TASK DIRECTIONS: Using the data below, gather each line that includes the word "type".

DATA PROVIDED:
---

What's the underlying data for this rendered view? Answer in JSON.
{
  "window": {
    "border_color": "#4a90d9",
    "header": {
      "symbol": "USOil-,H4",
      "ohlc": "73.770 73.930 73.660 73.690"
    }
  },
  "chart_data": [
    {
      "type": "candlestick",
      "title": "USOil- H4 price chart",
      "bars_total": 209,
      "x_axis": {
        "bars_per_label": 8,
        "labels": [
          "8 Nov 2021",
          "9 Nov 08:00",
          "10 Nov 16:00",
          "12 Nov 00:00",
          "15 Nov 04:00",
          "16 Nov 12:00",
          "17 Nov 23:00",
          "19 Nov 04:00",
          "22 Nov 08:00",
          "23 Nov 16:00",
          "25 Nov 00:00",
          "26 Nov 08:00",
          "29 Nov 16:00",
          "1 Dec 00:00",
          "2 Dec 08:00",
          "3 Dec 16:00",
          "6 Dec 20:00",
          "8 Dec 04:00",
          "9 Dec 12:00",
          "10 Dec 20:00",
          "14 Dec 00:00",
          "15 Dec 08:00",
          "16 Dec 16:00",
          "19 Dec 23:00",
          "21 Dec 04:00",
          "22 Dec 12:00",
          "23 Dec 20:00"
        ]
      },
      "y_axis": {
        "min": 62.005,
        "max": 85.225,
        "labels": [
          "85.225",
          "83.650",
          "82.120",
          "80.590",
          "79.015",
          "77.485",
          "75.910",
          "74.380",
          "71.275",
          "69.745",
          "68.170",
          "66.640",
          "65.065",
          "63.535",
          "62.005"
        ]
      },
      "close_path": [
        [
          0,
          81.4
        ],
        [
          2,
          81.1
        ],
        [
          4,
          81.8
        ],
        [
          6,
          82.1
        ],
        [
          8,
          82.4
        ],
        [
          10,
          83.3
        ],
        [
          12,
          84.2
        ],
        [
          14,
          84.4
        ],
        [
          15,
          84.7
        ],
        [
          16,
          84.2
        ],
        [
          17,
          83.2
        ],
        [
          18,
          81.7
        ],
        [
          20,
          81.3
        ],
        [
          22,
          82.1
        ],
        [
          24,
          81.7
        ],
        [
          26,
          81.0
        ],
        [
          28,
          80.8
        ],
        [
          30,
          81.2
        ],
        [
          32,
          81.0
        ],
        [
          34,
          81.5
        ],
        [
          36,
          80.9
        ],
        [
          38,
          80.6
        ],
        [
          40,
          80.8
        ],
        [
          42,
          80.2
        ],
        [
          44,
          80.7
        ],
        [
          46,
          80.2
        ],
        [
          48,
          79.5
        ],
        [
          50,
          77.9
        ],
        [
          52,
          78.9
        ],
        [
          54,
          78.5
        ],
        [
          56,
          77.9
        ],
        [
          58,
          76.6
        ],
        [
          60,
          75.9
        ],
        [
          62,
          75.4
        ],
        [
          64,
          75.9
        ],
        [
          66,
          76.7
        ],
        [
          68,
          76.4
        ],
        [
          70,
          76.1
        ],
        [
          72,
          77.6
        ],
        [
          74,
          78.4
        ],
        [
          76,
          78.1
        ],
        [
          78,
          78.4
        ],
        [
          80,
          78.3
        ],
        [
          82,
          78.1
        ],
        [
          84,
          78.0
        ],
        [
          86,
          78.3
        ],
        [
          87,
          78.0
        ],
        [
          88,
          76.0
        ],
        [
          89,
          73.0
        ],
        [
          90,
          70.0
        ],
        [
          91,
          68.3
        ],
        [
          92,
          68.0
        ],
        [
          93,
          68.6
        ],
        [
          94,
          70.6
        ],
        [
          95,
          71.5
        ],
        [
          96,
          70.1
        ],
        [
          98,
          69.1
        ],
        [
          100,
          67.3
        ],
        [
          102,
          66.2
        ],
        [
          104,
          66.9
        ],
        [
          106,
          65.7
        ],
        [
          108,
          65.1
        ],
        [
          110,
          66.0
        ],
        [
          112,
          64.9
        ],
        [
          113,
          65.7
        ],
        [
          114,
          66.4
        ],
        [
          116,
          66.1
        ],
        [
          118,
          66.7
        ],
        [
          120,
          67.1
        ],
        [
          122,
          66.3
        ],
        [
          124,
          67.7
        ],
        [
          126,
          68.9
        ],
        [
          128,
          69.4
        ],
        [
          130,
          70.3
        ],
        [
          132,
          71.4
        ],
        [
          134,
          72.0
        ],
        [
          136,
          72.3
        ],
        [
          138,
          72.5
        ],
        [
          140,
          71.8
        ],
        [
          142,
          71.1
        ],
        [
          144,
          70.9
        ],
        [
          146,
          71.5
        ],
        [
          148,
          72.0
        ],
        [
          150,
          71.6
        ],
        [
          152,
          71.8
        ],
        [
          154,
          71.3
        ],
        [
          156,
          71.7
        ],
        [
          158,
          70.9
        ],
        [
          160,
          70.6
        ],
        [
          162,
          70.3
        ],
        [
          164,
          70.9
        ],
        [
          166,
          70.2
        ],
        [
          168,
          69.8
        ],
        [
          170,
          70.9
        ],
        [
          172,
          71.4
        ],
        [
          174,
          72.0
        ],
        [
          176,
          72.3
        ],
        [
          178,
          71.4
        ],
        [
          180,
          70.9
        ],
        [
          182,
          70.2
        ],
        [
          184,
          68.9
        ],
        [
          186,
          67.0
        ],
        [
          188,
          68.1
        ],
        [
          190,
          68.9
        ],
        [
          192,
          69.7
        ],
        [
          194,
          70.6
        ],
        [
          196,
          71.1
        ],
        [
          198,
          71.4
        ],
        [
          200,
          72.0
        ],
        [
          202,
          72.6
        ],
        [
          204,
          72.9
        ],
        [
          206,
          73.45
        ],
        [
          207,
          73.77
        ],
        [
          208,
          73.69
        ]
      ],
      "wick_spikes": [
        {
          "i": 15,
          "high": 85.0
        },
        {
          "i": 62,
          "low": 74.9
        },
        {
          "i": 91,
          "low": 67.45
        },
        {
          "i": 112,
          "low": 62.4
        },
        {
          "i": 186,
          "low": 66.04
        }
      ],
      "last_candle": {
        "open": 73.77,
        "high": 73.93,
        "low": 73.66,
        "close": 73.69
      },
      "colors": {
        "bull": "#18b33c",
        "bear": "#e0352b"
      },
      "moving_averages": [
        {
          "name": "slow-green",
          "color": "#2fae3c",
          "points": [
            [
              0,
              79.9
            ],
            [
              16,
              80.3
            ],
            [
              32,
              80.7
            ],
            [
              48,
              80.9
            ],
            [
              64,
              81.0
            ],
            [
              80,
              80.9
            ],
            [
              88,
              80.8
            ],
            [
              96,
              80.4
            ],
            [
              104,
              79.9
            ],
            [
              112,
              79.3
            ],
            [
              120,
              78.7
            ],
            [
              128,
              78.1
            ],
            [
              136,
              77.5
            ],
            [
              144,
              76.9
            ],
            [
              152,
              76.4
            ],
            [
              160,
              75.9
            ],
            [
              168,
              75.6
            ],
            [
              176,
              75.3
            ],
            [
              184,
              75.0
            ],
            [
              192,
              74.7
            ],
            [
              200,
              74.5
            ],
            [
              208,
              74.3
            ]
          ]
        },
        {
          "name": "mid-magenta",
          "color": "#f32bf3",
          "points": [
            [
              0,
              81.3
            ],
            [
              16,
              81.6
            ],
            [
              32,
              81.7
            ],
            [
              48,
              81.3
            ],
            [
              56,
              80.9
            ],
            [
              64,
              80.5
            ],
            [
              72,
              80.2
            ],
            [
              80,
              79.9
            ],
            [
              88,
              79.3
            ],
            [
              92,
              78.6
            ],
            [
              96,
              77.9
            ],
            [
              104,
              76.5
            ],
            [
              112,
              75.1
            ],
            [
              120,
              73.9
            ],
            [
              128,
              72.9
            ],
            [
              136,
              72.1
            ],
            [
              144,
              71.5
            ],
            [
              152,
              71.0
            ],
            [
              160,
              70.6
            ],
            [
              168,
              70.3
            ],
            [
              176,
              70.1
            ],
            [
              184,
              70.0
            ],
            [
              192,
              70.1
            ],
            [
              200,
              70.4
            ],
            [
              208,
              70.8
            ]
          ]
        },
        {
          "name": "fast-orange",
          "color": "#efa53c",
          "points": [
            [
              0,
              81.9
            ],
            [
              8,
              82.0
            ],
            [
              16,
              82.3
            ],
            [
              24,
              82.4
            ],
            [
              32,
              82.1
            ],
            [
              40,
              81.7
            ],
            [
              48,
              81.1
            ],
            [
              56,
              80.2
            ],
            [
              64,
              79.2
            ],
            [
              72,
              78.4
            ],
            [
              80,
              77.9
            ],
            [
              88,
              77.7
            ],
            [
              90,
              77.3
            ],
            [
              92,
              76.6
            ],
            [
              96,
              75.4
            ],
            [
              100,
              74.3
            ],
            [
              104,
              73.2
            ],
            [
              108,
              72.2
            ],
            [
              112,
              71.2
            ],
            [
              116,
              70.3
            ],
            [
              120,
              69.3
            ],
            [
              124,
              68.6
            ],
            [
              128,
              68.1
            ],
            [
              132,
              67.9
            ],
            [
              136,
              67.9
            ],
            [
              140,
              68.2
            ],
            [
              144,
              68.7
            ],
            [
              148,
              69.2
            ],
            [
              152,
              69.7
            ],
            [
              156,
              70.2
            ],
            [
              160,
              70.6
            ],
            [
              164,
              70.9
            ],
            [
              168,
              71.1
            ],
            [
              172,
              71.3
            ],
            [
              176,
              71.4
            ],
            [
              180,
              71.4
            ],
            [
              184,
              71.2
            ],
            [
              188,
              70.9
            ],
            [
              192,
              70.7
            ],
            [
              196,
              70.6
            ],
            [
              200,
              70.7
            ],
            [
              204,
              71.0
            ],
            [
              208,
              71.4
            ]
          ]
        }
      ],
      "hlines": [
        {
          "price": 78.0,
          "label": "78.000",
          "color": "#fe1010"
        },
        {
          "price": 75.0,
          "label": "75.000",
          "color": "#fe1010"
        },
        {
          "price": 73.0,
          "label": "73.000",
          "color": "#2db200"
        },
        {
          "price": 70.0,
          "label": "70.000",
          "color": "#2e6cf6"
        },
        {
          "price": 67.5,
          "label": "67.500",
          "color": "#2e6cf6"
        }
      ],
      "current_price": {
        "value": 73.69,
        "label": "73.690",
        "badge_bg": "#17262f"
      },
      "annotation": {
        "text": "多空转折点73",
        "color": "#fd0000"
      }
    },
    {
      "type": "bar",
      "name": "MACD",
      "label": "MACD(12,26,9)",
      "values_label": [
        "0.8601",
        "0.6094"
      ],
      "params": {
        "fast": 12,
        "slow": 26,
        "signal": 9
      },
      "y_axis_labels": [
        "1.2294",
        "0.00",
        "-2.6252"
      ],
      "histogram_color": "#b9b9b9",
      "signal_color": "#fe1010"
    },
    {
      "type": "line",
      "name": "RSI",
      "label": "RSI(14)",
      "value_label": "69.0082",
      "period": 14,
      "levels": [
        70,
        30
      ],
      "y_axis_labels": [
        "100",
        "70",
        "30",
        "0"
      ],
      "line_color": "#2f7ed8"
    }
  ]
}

---

TASK ANSWER:
      "type": "candlestick",
      "type": "bar",
      "type": "line",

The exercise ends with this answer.